__EXERCISE DIRECTIONS__.
Skip every picture, and output exactly the lines starting at the one with "Output the text content of this document." and running through the last line of the material below.

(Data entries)
■ ■ ■ ■

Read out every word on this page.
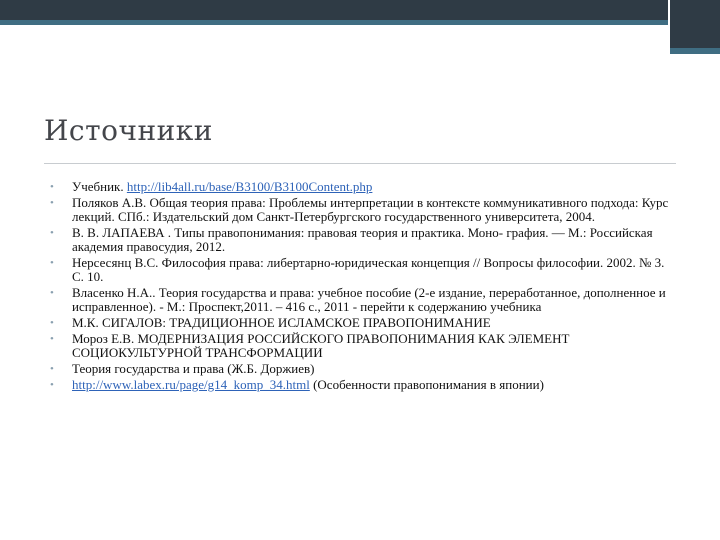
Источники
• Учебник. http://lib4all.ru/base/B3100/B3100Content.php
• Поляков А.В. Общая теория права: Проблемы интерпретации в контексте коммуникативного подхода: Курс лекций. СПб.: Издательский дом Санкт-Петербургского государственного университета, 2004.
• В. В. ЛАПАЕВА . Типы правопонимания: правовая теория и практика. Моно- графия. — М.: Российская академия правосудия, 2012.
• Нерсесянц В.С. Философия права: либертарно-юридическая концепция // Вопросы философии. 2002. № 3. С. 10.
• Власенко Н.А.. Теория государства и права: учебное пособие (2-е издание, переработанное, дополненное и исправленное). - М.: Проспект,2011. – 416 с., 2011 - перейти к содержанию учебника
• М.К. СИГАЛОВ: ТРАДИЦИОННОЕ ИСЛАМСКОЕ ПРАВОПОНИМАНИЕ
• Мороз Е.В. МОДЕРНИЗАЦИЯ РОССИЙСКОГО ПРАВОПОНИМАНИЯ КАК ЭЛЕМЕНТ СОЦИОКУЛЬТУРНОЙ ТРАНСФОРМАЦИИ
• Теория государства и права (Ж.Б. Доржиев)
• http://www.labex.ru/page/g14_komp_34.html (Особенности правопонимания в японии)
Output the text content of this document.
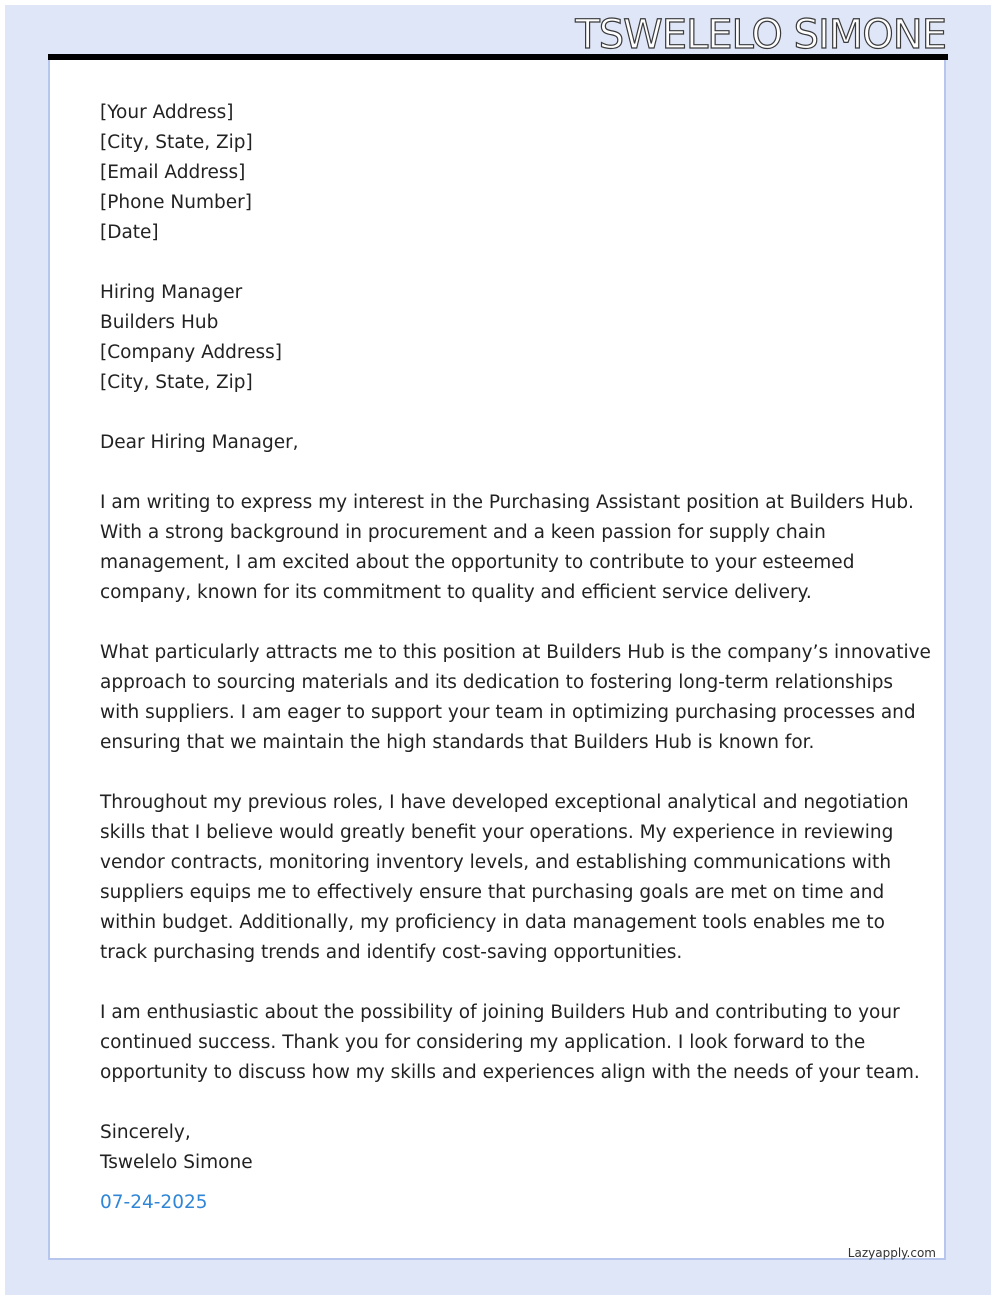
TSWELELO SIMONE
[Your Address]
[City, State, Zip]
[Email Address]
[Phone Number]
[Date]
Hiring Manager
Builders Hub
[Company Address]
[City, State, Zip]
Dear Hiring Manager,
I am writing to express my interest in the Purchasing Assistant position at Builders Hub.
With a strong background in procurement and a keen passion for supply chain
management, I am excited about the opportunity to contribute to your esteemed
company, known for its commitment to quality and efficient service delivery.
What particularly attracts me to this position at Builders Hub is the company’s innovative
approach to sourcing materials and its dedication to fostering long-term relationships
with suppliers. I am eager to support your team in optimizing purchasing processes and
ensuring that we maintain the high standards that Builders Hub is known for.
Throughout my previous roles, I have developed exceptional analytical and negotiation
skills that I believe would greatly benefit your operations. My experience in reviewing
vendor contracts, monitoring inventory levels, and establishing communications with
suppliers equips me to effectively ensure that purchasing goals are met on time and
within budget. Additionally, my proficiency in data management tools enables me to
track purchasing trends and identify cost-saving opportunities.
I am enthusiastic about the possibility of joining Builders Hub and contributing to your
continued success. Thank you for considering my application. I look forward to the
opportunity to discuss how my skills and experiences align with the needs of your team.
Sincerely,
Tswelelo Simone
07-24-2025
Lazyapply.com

■ ■ ■ ■

__TASK SOLUTION__.
Output the text content of this document.
TSWELELO SIMONE
[Your Address]
[City, State, Zip]
[Email Address]
[Phone Number]
[Date]
Hiring Manager
Builders Hub
[Company Address]
[City, State, Zip]
Dear Hiring Manager,
I am writing to express my interest in the Purchasing Assistant position at Builders Hub.
With a strong background in procurement and a keen passion for supply chain
management, I am excited about the opportunity to contribute to your esteemed
company, known for its commitment to quality and efficient service delivery.
What particularly attracts me to this position at Builders Hub is the company’s innovative
approach to sourcing materials and its dedication to fostering long-term relationships
with suppliers. I am eager to support your team in optimizing purchasing processes and
ensuring that we maintain the high standards that Builders Hub is known for.
Throughout my previous roles, I have developed exceptional analytical and negotiation
skills that I believe would greatly benefit your operations. My experience in reviewing
vendor contracts, monitoring inventory levels, and establishing communications with
suppliers equips me to effectively ensure that purchasing goals are met on time and
within budget. Additionally, my proficiency in data management tools enables me to
track purchasing trends and identify cost-saving opportunities.
I am enthusiastic about the possibility of joining Builders Hub and contributing to your
continued success. Thank you for considering my application. I look forward to the
opportunity to discuss how my skills and experiences align with the needs of your team.
Sincerely,
Tswelelo Simone
07-24-2025
Lazyapply.com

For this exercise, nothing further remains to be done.